***** RAW RECORDS
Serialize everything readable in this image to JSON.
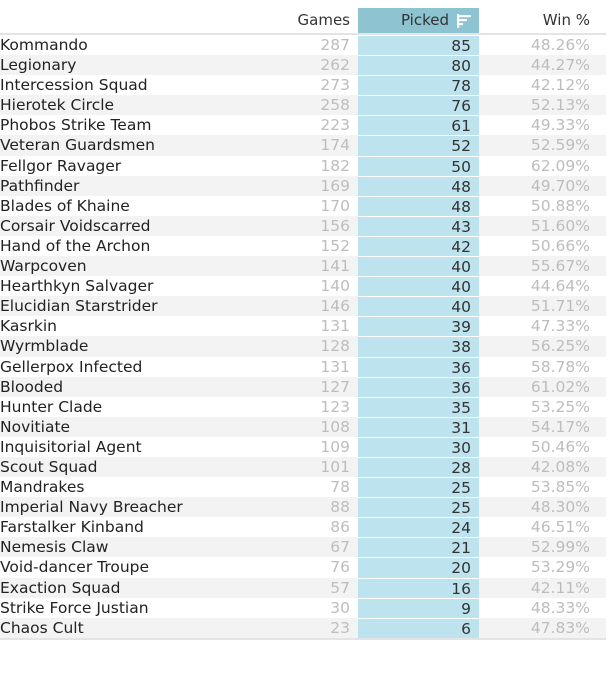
{
  "headers": {
    "games": "Games",
    "picked": "Picked",
    "win": "Win %"
  },
  "rows": [
    {
      "name": "Kommando",
      "games": "287",
      "picked": "85",
      "win": "48.26%"
    },
    {
      "name": "Legionary",
      "games": "262",
      "picked": "80",
      "win": "44.27%"
    },
    {
      "name": "Intercession Squad",
      "games": "273",
      "picked": "78",
      "win": "42.12%"
    },
    {
      "name": "Hierotek Circle",
      "games": "258",
      "picked": "76",
      "win": "52.13%"
    },
    {
      "name": "Phobos Strike Team",
      "games": "223",
      "picked": "61",
      "win": "49.33%"
    },
    {
      "name": "Veteran Guardsmen",
      "games": "174",
      "picked": "52",
      "win": "52.59%"
    },
    {
      "name": "Fellgor Ravager",
      "games": "182",
      "picked": "50",
      "win": "62.09%"
    },
    {
      "name": "Pathfinder",
      "games": "169",
      "picked": "48",
      "win": "49.70%"
    },
    {
      "name": "Blades of Khaine",
      "games": "170",
      "picked": "48",
      "win": "50.88%"
    },
    {
      "name": "Corsair Voidscarred",
      "games": "156",
      "picked": "43",
      "win": "51.60%"
    },
    {
      "name": "Hand of the Archon",
      "games": "152",
      "picked": "42",
      "win": "50.66%"
    },
    {
      "name": "Warpcoven",
      "games": "141",
      "picked": "40",
      "win": "55.67%"
    },
    {
      "name": "Hearthkyn Salvager",
      "games": "140",
      "picked": "40",
      "win": "44.64%"
    },
    {
      "name": "Elucidian Starstrider",
      "games": "146",
      "picked": "40",
      "win": "51.71%"
    },
    {
      "name": "Kasrkin",
      "games": "131",
      "picked": "39",
      "win": "47.33%"
    },
    {
      "name": "Wyrmblade",
      "games": "128",
      "picked": "38",
      "win": "56.25%"
    },
    {
      "name": "Gellerpox Infected",
      "games": "131",
      "picked": "36",
      "win": "58.78%"
    },
    {
      "name": "Blooded",
      "games": "127",
      "picked": "36",
      "win": "61.02%"
    },
    {
      "name": "Hunter Clade",
      "games": "123",
      "picked": "35",
      "win": "53.25%"
    },
    {
      "name": "Novitiate",
      "games": "108",
      "picked": "31",
      "win": "54.17%"
    },
    {
      "name": "Inquisitorial Agent",
      "games": "109",
      "picked": "30",
      "win": "50.46%"
    },
    {
      "name": "Scout Squad",
      "games": "101",
      "picked": "28",
      "win": "42.08%"
    },
    {
      "name": "Mandrakes",
      "games": "78",
      "picked": "25",
      "win": "53.85%"
    },
    {
      "name": "Imperial Navy Breacher",
      "games": "88",
      "picked": "25",
      "win": "48.30%"
    },
    {
      "name": "Farstalker Kinband",
      "games": "86",
      "picked": "24",
      "win": "46.51%"
    },
    {
      "name": "Nemesis Claw",
      "games": "67",
      "picked": "21",
      "win": "52.99%"
    },
    {
      "name": "Void-dancer Troupe",
      "games": "76",
      "picked": "20",
      "win": "53.29%"
    },
    {
      "name": "Exaction Squad",
      "games": "57",
      "picked": "16",
      "win": "42.11%"
    },
    {
      "name": "Strike Force Justian",
      "games": "30",
      "picked": "9",
      "win": "48.33%"
    },
    {
      "name": "Chaos Cult",
      "games": "23",
      "picked": "6",
      "win": "47.83%"
    }
  ]
}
**********
* [YOUR OBJECTIVE]
Search the data for the string "Strike". List each line that has it.

* [EXERCISE RESPONSE]
      "name": "Phobos Strike Team",
      "name": "Strike Force Justian",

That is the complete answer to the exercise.